[Data records]
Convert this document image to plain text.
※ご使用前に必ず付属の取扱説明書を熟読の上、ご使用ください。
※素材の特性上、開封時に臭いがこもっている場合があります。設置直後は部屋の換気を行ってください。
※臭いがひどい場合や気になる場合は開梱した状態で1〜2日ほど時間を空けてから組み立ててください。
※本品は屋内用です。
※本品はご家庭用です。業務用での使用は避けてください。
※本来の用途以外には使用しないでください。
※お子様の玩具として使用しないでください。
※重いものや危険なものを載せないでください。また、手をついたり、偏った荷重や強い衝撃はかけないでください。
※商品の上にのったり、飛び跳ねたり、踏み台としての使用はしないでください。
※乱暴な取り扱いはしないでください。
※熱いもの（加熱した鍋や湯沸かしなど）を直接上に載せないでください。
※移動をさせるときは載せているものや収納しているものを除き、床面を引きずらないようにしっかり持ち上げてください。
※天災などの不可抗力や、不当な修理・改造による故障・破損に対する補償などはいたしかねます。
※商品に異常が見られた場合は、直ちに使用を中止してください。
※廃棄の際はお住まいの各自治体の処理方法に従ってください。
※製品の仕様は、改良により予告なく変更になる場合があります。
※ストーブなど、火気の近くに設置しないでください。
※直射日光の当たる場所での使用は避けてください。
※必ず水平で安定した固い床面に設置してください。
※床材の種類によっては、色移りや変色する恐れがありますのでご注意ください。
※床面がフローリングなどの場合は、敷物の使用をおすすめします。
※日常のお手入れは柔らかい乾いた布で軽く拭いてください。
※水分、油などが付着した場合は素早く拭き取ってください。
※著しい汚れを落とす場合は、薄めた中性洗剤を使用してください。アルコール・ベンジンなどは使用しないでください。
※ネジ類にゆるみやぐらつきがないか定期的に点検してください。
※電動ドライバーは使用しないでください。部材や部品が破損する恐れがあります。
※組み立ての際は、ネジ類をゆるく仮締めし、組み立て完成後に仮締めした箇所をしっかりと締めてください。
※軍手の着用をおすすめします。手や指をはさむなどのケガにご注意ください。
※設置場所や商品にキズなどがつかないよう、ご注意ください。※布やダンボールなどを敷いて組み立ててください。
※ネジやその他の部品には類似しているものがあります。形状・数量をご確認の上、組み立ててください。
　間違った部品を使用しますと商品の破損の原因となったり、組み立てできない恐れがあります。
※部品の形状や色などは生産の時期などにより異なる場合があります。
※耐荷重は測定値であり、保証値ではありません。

WHAT YOU SHOULD DO:
Nothing may be left out: return each entry exactly as it reads.

ANSWER FOR THE TASK:
Convert this document image to plain text.
※ご使用前に必ず付属の取扱説明書を熟読の上、ご使用ください。
※素材の特性上、開封時に臭いがこもっている場合があります。設置直後は部屋の換気を行ってください。
※臭いがひどい場合や気になる場合は開梱した状態で1〜2日ほど時間を空けてから組み立ててください。
※本品は屋内用です。
※本品はご家庭用です。業務用での使用は避けてください。
※本来の用途以外には使用しないでください。
※お子様の玩具として使用しないでください。
※重いものや危険なものを載せないでください。また、手をついたり、偏った荷重や強い衝撃はかけないでください。
※商品の上にのったり、飛び跳ねたり、踏み台としての使用はしないでください。
※乱暴な取り扱いはしないでください。
※熱いもの（加熱した鍋や湯沸かしなど）を直接上に載せないでください。
※移動をさせるときは載せているものや収納しているものを除き、床面を引きずらないようにしっかり持ち上げてください。
※天災などの不可抗力や、不当な修理・改造による故障・破損に対する補償などはいたしかねます。
※商品に異常が見られた場合は、直ちに使用を中止してください。
※廃棄の際はお住まいの各自治体の処理方法に従ってください。
※製品の仕様は、改良により予告なく変更になる場合があります。
※ストーブなど、火気の近くに設置しないでください。
※直射日光の当たる場所での使用は避けてください。
※必ず水平で安定した固い床面に設置してください。
※床材の種類によっては、色移りや変色する恐れがありますのでご注意ください。
※床面がフローリングなどの場合は、敷物の使用をおすすめします。
※日常のお手入れは柔らかい乾いた布で軽く拭いてください。
※水分、油などが付着した場合は素早く拭き取ってください。
※著しい汚れを落とす場合は、薄めた中性洗剤を使用してください。アルコール・ベンジンなどは使用しないでください。
※ネジ類にゆるみやぐらつきがないか定期的に点検してください。
※電動ドライバーは使用しないでください。部材や部品が破損する恐れがあります。
※組み立ての際は、ネジ類をゆるく仮締めし、組み立て完成後に仮締めした箇所をしっかりと締めてください。
※軍手の着用をおすすめします。手や指をはさむなどのケガにご注意ください。
※設置場所や商品にキズなどがつかないよう、ご注意ください。※布やダンボールなどを敷いて組み立ててください。
※ネジやその他の部品には類似しているものがあります。形状・数量をご確認の上、組み立ててください。
　間違った部品を使用しますと商品の破損の原因となったり、組み立てできない恐れがあります。
※部品の形状や色などは生産の時期などにより異なる場合があります。
※耐荷重は測定値であり、保証値ではありません。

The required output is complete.